Raw records:
+++

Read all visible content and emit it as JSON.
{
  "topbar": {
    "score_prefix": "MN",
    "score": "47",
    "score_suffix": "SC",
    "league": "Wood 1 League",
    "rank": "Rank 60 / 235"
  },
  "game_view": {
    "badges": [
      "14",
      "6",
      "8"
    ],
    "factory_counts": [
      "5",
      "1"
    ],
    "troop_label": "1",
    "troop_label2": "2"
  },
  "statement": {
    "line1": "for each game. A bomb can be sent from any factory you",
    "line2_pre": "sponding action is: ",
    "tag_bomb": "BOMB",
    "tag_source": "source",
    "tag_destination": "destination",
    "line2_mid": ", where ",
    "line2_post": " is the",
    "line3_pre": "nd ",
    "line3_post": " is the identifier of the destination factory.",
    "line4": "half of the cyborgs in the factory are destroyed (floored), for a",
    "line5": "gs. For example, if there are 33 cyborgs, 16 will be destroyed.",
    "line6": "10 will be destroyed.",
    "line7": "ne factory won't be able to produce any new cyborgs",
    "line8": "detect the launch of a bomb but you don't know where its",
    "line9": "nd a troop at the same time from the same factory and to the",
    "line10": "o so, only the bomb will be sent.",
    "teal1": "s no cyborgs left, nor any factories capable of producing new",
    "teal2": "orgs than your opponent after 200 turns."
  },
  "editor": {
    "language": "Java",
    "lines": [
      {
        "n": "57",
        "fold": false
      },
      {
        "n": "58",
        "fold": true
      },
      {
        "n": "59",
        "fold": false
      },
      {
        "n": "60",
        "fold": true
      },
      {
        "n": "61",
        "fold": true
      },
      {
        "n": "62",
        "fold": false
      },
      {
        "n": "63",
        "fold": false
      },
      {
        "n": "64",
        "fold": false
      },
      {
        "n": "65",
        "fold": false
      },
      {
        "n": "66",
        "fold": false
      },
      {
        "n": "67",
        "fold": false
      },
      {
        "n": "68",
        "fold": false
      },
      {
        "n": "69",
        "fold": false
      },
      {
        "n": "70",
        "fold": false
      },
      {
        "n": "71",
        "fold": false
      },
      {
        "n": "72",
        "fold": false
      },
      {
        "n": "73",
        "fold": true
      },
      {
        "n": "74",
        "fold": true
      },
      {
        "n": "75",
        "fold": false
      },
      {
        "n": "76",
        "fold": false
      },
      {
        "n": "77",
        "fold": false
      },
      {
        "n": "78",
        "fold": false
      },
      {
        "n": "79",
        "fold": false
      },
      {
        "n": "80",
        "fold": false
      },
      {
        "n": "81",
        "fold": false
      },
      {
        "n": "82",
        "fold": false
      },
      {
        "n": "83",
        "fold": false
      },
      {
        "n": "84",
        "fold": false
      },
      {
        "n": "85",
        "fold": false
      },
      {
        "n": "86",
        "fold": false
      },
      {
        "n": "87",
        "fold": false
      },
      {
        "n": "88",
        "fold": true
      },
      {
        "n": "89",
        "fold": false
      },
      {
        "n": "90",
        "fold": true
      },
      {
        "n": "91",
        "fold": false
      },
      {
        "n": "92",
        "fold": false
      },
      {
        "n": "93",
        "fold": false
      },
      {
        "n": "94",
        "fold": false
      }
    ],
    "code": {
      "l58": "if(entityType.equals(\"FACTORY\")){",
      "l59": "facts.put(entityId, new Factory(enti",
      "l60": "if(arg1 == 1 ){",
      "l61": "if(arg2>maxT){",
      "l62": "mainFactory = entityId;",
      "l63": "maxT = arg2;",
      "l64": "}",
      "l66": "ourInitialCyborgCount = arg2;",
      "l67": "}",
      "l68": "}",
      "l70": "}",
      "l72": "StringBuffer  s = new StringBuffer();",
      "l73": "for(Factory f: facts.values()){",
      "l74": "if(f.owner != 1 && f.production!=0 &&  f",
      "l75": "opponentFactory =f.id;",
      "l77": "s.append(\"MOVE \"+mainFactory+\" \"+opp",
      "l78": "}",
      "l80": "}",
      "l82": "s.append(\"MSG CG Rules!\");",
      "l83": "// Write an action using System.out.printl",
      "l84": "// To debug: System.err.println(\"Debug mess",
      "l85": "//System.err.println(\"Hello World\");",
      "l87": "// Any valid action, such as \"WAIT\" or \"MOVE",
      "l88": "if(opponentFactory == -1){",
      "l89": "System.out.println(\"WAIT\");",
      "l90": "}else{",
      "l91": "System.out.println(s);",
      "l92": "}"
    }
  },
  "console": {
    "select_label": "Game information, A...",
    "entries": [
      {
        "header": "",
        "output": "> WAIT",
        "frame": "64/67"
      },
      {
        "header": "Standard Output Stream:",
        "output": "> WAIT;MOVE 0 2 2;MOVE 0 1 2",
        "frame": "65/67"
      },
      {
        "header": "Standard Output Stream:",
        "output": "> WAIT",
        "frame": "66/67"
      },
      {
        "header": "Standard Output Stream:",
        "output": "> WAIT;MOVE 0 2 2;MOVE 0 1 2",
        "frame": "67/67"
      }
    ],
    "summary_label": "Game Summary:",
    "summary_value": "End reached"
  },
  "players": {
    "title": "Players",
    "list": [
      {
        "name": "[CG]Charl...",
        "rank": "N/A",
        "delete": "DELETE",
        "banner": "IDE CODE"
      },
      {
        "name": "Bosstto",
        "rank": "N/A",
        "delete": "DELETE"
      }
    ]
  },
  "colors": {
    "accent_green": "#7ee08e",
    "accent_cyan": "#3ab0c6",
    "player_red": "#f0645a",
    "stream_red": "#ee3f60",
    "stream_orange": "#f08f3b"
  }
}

+++

WRITTEN INSTRUCTION |
Extract all the material, leaving every line as it is.

RESULT OF THE TASK |
Read all visible content and emit it as JSON.
{
  "topbar": {
    "score_prefix": "MN",
    "score": "47",
    "score_suffix": "SC",
    "league": "Wood 1 League",
    "rank": "Rank 60 / 235"
  },
  "game_view": {
    "badges": [
      "14",
      "6",
      "8"
    ],
    "factory_counts": [
      "5",
      "1"
    ],
    "troop_label": "1",
    "troop_label2": "2"
  },
  "statement": {
    "line1": "for each game. A bomb can be sent from any factory you",
    "line2_pre": "sponding action is: ",
    "tag_bomb": "BOMB",
    "tag_source": "source",
    "tag_destination": "destination",
    "line2_mid": ", where ",
    "line2_post": " is the",
    "line3_pre": "nd ",
    "line3_post": " is the identifier of the destination factory.",
    "line4": "half of the cyborgs in the factory are destroyed (floored), for a",
    "line5": "gs. For example, if there are 33 cyborgs, 16 will be destroyed.",
    "line6": "10 will be destroyed.",
    "line7": "ne factory won't be able to produce any new cyborgs",
    "line8": "detect the launch of a bomb but you don't know where its",
    "line9": "nd a troop at the same time from the same factory and to the",
    "line10": "o so, only the bomb will be sent.",
    "teal1": "s no cyborgs left, nor any factories capable of producing new",
    "teal2": "orgs than your opponent after 200 turns."
  },
  "editor": {
    "language": "Java",
    "lines": [
      {
        "n": "57",
        "fold": false
      },
      {
        "n": "58",
        "fold": true
      },
      {
        "n": "59",
        "fold": false
      },
      {
        "n": "60",
        "fold": true
      },
      {
        "n": "61",
        "fold": true
      },
      {
        "n": "62",
        "fold": false
      },
      {
        "n": "63",
        "fold": false
      },
      {
        "n": "64",
        "fold": false
      },
      {
        "n": "65",
        "fold": false
      },
      {
        "n": "66",
        "fold": false
      },
      {
        "n": "67",
        "fold": false
      },
      {
        "n": "68",
        "fold": false
      },
      {
        "n": "69",
        "fold": false
      },
      {
        "n": "70",
        "fold": false
      },
      {
        "n": "71",
        "fold": false
      },
      {
        "n": "72",
        "fold": false
      },
      {
        "n": "73",
        "fold": true
      },
      {
        "n": "74",
        "fold": true
      },
      {
        "n": "75",
        "fold": false
      },
      {
        "n": "76",
        "fold": false
      },
      {
        "n": "77",
        "fold": false
      },
      {
        "n": "78",
        "fold": false
      },
      {
        "n": "79",
        "fold": false
      },
      {
        "n": "80",
        "fold": false
      },
      {
        "n": "81",
        "fold": false
      },
      {
        "n": "82",
        "fold": false
      },
      {
        "n": "83",
        "fold": false
      },
      {
        "n": "84",
        "fold": false
      },
      {
        "n": "85",
        "fold": false
      },
      {
        "n": "86",
        "fold": false
      },
      {
        "n": "87",
        "fold": false
      },
      {
        "n": "88",
        "fold": true
      },
      {
        "n": "89",
        "fold": false
      },
      {
        "n": "90",
        "fold": true
      },
      {
        "n": "91",
        "fold": false
      },
      {
        "n": "92",
        "fold": false
      },
      {
        "n": "93",
        "fold": false
      },
      {
        "n": "94",
        "fold": false
      }
    ],
    "code": {
      "l58": "if(entityType.equals(\"FACTORY\")){",
      "l59": "facts.put(entityId, new Factory(enti",
      "l60": "if(arg1 == 1 ){",
      "l61": "if(arg2>maxT){",
      "l62": "mainFactory = entityId;",
      "l63": "maxT = arg2;",
      "l64": "}",
      "l66": "ourInitialCyborgCount = arg2;",
      "l67": "}",
      "l68": "}",
      "l70": "}",
      "l72": "StringBuffer  s = new StringBuffer();",
      "l73": "for(Factory f: facts.values()){",
      "l74": "if(f.owner != 1 && f.production!=0 &&  f",
      "l75": "opponentFactory =f.id;",
      "l77": "s.append(\"MOVE \"+mainFactory+\" \"+opp",
      "l78": "}",
      "l80": "}",
      "l82": "s.append(\"MSG CG Rules!\");",
      "l83": "// Write an action using System.out.printl",
      "l84": "// To debug: System.err.println(\"Debug mess",
      "l85": "//System.err.println(\"Hello World\");",
      "l87": "// Any valid action, such as \"WAIT\" or \"MOVE",
      "l88": "if(opponentFactory == -1){",
      "l89": "System.out.println(\"WAIT\");",
      "l90": "}else{",
      "l91": "System.out.println(s);",
      "l92": "}"
    }
  },
  "console": {
    "select_label": "Game information, A...",
    "entries": [
      {
        "header": "",
        "output": "> WAIT",
        "frame": "64/67"
      },
      {
        "header": "Standard Output Stream:",
        "output": "> WAIT;MOVE 0 2 2;MOVE 0 1 2",
        "frame": "65/67"
      },
      {
        "header": "Standard Output Stream:",
        "output": "> WAIT",
        "frame": "66/67"
      },
      {
        "header": "Standard Output Stream:",
        "output": "> WAIT;MOVE 0 2 2;MOVE 0 1 2",
        "frame": "67/67"
      }
    ],
    "summary_label": "Game Summary:",
    "summary_value": "End reached"
  },
  "players": {
    "title": "Players",
    "list": [
      {
        "name": "[CG]Charl...",
        "rank": "N/A",
        "delete": "DELETE",
        "banner": "IDE CODE"
      },
      {
        "name": "Bosstto",
        "rank": "N/A",
        "delete": "DELETE"
      }
    ]
  },
  "colors": {
    "accent_green": "#7ee08e",
    "accent_cyan": "#3ab0c6",
    "player_red": "#f0645a",
    "stream_red": "#ee3f60",
    "stream_orange": "#f08f3b"
  }
}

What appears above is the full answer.